*** Data extract ***

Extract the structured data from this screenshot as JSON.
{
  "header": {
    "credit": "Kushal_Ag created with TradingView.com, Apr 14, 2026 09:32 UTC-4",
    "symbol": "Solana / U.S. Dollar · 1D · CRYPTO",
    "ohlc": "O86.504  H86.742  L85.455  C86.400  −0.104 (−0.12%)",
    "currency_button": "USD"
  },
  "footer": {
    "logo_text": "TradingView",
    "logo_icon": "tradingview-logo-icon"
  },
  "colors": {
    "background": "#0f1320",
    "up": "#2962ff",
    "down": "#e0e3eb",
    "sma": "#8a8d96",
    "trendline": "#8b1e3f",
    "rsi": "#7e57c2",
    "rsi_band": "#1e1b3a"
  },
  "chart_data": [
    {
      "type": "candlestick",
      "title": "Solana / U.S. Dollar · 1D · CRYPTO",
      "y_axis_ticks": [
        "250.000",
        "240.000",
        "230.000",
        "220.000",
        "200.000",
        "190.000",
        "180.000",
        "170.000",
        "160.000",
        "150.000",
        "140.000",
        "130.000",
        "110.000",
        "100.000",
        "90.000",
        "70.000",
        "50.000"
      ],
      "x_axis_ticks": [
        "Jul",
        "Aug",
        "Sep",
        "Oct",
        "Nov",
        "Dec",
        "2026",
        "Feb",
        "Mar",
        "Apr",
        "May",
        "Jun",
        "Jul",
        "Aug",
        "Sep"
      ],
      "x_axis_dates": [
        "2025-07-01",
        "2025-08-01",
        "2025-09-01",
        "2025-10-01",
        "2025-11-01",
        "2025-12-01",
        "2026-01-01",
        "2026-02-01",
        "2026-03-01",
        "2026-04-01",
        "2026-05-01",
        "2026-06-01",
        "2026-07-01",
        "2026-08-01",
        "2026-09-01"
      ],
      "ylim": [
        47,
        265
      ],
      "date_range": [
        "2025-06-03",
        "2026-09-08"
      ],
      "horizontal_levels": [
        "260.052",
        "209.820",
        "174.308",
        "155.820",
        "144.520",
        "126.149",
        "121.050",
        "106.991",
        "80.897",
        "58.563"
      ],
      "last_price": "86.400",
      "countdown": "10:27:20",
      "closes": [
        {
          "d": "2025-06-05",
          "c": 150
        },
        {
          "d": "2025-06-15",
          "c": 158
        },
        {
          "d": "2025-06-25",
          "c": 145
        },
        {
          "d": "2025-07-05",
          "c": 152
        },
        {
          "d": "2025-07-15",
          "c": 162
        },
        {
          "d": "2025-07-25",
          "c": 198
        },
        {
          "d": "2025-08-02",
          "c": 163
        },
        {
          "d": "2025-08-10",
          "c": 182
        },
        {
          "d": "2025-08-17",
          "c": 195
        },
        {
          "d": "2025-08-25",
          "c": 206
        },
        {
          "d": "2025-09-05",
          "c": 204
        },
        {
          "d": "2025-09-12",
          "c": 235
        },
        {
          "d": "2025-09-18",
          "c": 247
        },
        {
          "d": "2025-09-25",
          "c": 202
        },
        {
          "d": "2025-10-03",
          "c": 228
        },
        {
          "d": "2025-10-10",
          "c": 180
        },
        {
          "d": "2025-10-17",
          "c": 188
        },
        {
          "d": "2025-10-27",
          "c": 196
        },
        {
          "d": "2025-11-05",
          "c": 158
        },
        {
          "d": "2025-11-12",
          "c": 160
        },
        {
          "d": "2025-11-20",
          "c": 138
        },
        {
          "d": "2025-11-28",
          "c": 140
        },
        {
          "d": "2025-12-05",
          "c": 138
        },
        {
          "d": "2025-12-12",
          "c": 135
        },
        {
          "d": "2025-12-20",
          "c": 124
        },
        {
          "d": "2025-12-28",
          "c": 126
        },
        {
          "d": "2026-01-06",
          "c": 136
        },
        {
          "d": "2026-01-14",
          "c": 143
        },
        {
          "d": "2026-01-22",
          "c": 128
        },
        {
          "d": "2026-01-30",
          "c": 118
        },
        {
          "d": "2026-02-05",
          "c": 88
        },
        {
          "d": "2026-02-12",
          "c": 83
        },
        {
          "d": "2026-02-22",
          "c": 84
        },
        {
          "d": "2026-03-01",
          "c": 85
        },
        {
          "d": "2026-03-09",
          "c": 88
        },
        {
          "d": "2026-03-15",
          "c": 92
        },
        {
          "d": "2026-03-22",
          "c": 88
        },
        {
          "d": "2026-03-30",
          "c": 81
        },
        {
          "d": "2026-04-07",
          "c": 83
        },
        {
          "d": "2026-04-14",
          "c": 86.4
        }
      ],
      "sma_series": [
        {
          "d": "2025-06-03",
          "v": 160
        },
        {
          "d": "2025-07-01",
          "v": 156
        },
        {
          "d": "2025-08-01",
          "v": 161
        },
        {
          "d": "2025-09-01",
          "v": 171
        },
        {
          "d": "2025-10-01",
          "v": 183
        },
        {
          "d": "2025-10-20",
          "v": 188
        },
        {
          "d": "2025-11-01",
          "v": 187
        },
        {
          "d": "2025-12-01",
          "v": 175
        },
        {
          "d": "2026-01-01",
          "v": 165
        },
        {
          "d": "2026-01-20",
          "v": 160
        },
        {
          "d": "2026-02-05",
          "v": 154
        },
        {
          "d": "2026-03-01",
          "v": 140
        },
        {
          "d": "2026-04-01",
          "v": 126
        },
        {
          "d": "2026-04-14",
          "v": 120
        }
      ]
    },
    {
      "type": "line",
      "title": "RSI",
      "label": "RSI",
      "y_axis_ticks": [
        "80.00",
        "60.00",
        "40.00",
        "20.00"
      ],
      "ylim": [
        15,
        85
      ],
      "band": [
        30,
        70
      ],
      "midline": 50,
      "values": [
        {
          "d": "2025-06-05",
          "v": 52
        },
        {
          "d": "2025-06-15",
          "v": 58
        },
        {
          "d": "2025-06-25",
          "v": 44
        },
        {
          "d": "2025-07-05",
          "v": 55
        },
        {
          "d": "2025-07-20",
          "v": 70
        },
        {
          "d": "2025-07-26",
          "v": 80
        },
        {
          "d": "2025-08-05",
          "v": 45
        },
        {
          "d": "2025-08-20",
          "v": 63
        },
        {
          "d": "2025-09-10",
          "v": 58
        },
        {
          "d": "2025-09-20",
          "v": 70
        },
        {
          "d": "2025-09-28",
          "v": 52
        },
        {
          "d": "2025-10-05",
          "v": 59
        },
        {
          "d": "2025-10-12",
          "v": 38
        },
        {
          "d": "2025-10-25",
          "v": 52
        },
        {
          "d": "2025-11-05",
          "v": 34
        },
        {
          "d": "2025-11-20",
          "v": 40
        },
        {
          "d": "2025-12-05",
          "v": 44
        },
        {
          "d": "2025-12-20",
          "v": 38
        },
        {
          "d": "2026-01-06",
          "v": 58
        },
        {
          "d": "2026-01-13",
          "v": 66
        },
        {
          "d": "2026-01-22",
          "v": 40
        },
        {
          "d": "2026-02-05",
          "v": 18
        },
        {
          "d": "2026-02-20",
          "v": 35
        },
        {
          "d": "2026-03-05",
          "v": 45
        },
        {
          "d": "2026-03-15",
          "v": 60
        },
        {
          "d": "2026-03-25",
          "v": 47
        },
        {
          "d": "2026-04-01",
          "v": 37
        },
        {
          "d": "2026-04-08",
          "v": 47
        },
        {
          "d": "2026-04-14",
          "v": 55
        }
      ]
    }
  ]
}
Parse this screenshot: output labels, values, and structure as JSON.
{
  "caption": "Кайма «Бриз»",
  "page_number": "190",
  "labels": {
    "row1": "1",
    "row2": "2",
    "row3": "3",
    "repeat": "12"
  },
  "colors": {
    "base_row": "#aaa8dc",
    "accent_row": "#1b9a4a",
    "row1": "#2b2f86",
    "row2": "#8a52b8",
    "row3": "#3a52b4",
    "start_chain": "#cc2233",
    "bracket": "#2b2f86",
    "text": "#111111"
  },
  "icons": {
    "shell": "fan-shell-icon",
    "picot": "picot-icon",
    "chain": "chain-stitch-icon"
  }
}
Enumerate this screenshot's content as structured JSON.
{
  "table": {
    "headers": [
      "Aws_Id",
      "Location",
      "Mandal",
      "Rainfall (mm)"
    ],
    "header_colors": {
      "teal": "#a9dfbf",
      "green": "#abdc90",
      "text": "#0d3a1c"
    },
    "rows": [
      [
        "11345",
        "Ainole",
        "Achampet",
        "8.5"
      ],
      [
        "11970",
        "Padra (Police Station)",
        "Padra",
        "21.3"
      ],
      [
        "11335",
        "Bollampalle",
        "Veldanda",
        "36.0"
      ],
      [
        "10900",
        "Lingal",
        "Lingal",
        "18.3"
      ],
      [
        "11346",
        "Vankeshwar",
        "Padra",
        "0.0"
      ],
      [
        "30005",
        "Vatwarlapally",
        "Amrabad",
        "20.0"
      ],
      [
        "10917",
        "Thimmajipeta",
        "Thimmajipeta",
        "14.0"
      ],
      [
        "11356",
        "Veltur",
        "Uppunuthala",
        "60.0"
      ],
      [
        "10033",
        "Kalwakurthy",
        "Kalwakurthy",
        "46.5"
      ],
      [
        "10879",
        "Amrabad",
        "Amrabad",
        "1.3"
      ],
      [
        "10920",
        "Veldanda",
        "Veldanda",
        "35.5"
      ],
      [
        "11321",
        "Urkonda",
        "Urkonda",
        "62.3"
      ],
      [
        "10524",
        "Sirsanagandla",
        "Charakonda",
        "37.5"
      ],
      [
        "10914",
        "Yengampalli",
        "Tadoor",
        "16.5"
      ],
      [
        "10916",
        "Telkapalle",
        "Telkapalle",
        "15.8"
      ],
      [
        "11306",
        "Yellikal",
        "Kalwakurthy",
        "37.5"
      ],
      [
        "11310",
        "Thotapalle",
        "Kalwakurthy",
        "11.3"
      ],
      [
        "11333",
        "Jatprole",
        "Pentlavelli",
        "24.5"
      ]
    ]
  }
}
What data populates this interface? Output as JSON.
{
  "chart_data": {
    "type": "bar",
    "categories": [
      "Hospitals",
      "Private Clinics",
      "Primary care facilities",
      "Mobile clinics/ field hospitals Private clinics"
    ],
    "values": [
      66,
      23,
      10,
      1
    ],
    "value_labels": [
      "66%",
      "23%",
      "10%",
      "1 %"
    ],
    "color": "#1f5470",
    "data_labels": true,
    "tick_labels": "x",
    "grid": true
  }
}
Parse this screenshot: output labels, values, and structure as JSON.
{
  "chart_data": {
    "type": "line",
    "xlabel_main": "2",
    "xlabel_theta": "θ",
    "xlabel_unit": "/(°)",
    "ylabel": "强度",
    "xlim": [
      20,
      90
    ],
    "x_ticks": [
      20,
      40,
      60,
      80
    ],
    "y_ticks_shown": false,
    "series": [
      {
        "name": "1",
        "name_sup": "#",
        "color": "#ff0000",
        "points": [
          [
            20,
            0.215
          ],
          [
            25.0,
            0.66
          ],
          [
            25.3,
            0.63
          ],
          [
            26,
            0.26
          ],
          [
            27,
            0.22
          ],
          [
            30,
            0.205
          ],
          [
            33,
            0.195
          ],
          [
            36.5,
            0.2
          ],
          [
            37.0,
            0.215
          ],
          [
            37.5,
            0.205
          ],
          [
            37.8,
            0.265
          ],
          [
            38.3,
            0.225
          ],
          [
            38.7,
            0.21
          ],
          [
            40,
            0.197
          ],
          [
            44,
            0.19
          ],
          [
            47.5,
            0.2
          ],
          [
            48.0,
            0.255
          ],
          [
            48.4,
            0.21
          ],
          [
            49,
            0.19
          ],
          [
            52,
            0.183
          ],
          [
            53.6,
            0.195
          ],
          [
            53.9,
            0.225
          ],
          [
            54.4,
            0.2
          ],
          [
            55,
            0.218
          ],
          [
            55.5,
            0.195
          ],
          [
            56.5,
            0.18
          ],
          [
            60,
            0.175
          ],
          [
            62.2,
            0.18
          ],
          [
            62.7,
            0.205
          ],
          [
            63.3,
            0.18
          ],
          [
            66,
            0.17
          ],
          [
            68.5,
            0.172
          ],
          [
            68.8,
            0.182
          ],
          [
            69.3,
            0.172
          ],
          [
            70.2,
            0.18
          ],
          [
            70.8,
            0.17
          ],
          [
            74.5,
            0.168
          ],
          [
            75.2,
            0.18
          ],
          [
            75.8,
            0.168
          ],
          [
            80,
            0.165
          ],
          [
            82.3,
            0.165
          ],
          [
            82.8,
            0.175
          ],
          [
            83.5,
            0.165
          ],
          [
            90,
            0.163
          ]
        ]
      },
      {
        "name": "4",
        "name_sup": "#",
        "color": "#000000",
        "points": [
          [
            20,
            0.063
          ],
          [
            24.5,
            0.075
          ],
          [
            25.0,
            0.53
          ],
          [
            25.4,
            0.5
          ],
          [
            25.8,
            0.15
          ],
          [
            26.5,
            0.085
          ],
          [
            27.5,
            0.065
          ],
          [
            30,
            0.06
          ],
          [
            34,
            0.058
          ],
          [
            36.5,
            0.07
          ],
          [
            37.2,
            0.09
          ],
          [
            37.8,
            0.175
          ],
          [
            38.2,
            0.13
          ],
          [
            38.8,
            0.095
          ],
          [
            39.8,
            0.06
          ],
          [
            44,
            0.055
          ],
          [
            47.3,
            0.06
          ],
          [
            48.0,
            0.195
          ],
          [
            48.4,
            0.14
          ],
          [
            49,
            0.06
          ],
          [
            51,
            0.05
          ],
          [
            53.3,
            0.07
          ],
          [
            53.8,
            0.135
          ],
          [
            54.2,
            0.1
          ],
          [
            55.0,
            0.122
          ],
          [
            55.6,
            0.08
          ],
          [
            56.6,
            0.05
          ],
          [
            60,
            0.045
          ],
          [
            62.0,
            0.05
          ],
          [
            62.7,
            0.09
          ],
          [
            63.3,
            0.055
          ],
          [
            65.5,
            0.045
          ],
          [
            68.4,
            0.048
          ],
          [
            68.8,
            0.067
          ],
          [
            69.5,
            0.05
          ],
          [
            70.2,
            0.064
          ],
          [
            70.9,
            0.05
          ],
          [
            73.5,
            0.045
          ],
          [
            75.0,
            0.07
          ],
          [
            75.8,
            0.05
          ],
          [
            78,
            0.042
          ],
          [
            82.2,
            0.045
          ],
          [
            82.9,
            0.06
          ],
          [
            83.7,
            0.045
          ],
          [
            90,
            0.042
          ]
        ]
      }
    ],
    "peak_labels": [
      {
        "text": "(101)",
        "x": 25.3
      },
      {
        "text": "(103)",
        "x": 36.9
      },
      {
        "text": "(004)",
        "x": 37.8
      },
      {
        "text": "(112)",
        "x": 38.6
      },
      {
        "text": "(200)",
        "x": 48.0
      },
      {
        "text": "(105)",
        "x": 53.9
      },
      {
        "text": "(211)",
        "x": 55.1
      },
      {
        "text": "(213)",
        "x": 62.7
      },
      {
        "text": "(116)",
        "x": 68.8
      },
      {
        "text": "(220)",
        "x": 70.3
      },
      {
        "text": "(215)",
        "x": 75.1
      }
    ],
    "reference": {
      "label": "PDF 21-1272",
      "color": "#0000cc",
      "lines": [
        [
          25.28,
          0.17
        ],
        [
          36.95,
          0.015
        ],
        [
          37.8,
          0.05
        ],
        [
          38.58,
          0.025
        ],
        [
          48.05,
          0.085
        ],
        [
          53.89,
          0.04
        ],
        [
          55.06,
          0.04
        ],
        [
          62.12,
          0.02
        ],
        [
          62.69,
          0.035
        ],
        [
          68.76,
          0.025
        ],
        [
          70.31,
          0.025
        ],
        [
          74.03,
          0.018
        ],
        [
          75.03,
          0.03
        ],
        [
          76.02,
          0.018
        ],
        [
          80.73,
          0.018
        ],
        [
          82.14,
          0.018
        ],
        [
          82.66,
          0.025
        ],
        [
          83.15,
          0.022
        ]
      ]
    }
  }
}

***

[Exercise requirements]:
Answer with one number: how many lines in the listing hold "Private".

[Answer below]:
2